* **Records contained in a dataset**:
════════════════════
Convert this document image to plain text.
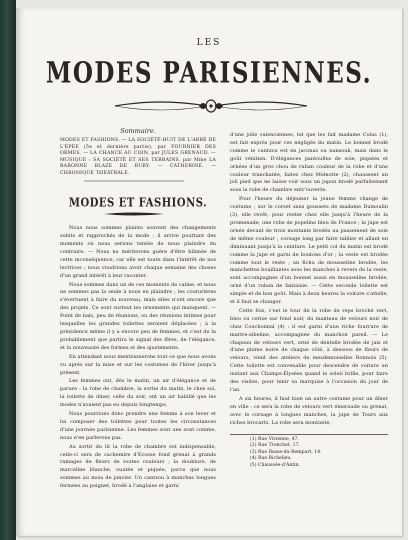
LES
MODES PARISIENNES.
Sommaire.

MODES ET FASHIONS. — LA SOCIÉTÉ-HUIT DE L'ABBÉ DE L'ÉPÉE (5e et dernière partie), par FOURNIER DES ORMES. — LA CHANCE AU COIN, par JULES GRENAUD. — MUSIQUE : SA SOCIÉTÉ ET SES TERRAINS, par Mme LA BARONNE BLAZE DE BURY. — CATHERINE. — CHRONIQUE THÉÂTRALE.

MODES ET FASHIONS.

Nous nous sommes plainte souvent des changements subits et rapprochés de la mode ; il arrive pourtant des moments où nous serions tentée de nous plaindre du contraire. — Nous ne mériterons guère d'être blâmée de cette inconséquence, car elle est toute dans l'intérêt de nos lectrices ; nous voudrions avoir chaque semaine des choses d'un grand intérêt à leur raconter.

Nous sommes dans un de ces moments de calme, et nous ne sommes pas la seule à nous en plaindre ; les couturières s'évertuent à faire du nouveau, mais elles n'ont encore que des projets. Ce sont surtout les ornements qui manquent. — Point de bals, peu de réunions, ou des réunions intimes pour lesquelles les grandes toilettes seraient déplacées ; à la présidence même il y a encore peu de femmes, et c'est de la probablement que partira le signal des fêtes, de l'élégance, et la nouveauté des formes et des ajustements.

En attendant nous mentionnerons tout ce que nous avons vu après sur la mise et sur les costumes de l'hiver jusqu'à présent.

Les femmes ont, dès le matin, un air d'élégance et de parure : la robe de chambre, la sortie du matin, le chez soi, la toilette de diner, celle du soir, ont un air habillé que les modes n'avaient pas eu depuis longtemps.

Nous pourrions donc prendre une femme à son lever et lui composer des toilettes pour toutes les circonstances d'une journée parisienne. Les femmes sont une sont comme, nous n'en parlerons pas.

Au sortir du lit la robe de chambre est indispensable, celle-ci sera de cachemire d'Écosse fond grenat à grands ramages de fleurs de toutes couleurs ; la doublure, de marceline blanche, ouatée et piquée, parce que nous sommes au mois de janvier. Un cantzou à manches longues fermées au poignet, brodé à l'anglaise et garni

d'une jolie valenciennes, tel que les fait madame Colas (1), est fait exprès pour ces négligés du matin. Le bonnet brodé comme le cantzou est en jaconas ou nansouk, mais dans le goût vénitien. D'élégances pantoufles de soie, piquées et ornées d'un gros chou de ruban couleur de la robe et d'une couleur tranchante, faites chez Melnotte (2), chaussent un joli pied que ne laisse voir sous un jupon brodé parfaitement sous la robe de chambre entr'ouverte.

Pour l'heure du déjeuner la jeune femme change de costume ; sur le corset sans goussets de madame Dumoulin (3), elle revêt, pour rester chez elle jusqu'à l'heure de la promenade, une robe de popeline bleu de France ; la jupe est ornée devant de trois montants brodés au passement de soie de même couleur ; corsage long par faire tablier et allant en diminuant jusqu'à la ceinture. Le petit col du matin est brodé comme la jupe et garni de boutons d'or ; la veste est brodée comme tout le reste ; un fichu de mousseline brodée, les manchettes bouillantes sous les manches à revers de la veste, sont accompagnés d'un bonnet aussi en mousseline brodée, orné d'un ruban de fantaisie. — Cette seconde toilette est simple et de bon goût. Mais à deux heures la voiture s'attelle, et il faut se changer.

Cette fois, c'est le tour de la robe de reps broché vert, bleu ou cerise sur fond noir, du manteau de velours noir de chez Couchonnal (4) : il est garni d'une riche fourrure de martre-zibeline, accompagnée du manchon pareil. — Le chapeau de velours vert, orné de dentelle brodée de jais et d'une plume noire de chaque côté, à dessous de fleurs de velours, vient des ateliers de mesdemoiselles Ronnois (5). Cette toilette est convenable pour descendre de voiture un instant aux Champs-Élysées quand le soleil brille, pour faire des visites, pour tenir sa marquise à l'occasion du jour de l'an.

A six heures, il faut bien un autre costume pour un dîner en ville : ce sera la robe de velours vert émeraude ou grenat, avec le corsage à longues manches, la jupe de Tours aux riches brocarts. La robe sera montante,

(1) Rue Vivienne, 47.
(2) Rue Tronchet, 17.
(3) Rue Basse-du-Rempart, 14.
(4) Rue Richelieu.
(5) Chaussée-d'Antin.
════════════════════
Would you set down the listing exactly, omitting pictures?

* **FINISHED ANSWER**:
Convert this document image to plain text.
LES
MODES PARISIENNES.
Sommaire.

MODES ET FASHIONS. — LA SOCIÉTÉ-HUIT DE L'ABBÉ DE L'ÉPÉE (5e et dernière partie), par FOURNIER DES ORMES. — LA CHANCE AU COIN, par JULES GRENAUD. — MUSIQUE : SA SOCIÉTÉ ET SES TERRAINS, par Mme LA BARONNE BLAZE DE BURY. — CATHERINE. — CHRONIQUE THÉÂTRALE.

MODES ET FASHIONS.

Nous nous sommes plainte souvent des changements subits et rapprochés de la mode ; il arrive pourtant des moments où nous serions tentée de nous plaindre du contraire. — Nous ne mériterons guère d'être blâmée de cette inconséquence, car elle est toute dans l'intérêt de nos lectrices ; nous voudrions avoir chaque semaine des choses d'un grand intérêt à leur raconter.

Nous sommes dans un de ces moments de calme, et nous ne sommes pas la seule à nous en plaindre ; les couturières s'évertuent à faire du nouveau, mais elles n'ont encore que des projets. Ce sont surtout les ornements qui manquent. — Point de bals, peu de réunions, ou des réunions intimes pour lesquelles les grandes toilettes seraient déplacées ; à la présidence même il y a encore peu de femmes, et c'est de la probablement que partira le signal des fêtes, de l'élégance, et la nouveauté des formes et des ajustements.

En attendant nous mentionnerons tout ce que nous avons vu après sur la mise et sur les costumes de l'hiver jusqu'à présent.

Les femmes ont, dès le matin, un air d'élégance et de parure : la robe de chambre, la sortie du matin, le chez soi, la toilette de diner, celle du soir, ont un air habillé que les modes n'avaient pas eu depuis longtemps.

Nous pourrions donc prendre une femme à son lever et lui composer des toilettes pour toutes les circonstances d'une journée parisienne. Les femmes sont une sont comme, nous n'en parlerons pas.

Au sortir du lit la robe de chambre est indispensable, celle-ci sera de cachemire d'Écosse fond grenat à grands ramages de fleurs de toutes couleurs ; la doublure, de marceline blanche, ouatée et piquée, parce que nous sommes au mois de janvier. Un cantzou à manches longues fermées au poignet, brodé à l'anglaise et garni

d'une jolie valenciennes, tel que les fait madame Colas (1), est fait exprès pour ces négligés du matin. Le bonnet brodé comme le cantzou est en jaconas ou nansouk, mais dans le goût vénitien. D'élégances pantoufles de soie, piquées et ornées d'un gros chou de ruban couleur de la robe et d'une couleur tranchante, faites chez Melnotte (2), chaussent un joli pied que ne laisse voir sous un jupon brodé parfaitement sous la robe de chambre entr'ouverte.

Pour l'heure du déjeuner la jeune femme change de costume ; sur le corset sans goussets de madame Dumoulin (3), elle revêt, pour rester chez elle jusqu'à l'heure de la promenade, une robe de popeline bleu de France ; la jupe est ornée devant de trois montants brodés au passement de soie de même couleur ; corsage long par faire tablier et allant en diminuant jusqu'à la ceinture. Le petit col du matin est brodé comme la jupe et garni de boutons d'or ; la veste est brodée comme tout le reste ; un fichu de mousseline brodée, les manchettes bouillantes sous les manches à revers de la veste, sont accompagnés d'un bonnet aussi en mousseline brodée, orné d'un ruban de fantaisie. — Cette seconde toilette est simple et de bon goût. Mais à deux heures la voiture s'attelle, et il faut se changer.

Cette fois, c'est le tour de la robe de reps broché vert, bleu ou cerise sur fond noir, du manteau de velours noir de chez Couchonnal (4) : il est garni d'une riche fourrure de martre-zibeline, accompagnée du manchon pareil. — Le chapeau de velours vert, orné de dentelle brodée de jais et d'une plume noire de chaque côté, à dessous de fleurs de velours, vient des ateliers de mesdemoiselles Ronnois (5). Cette toilette est convenable pour descendre de voiture un instant aux Champs-Élysées quand le soleil brille, pour faire des visites, pour tenir sa marquise à l'occasion du jour de l'an.

A six heures, il faut bien un autre costume pour un dîner en ville : ce sera la robe de velours vert émeraude ou grenat, avec le corsage à longues manches, la jupe de Tours aux riches brocarts. La robe sera montante,

(1) Rue Vivienne, 47.
(2) Rue Tronchet, 17.
(3) Rue Basse-du-Rempart, 14.
(4) Rue Richelieu.
(5) Chaussée-d'Antin.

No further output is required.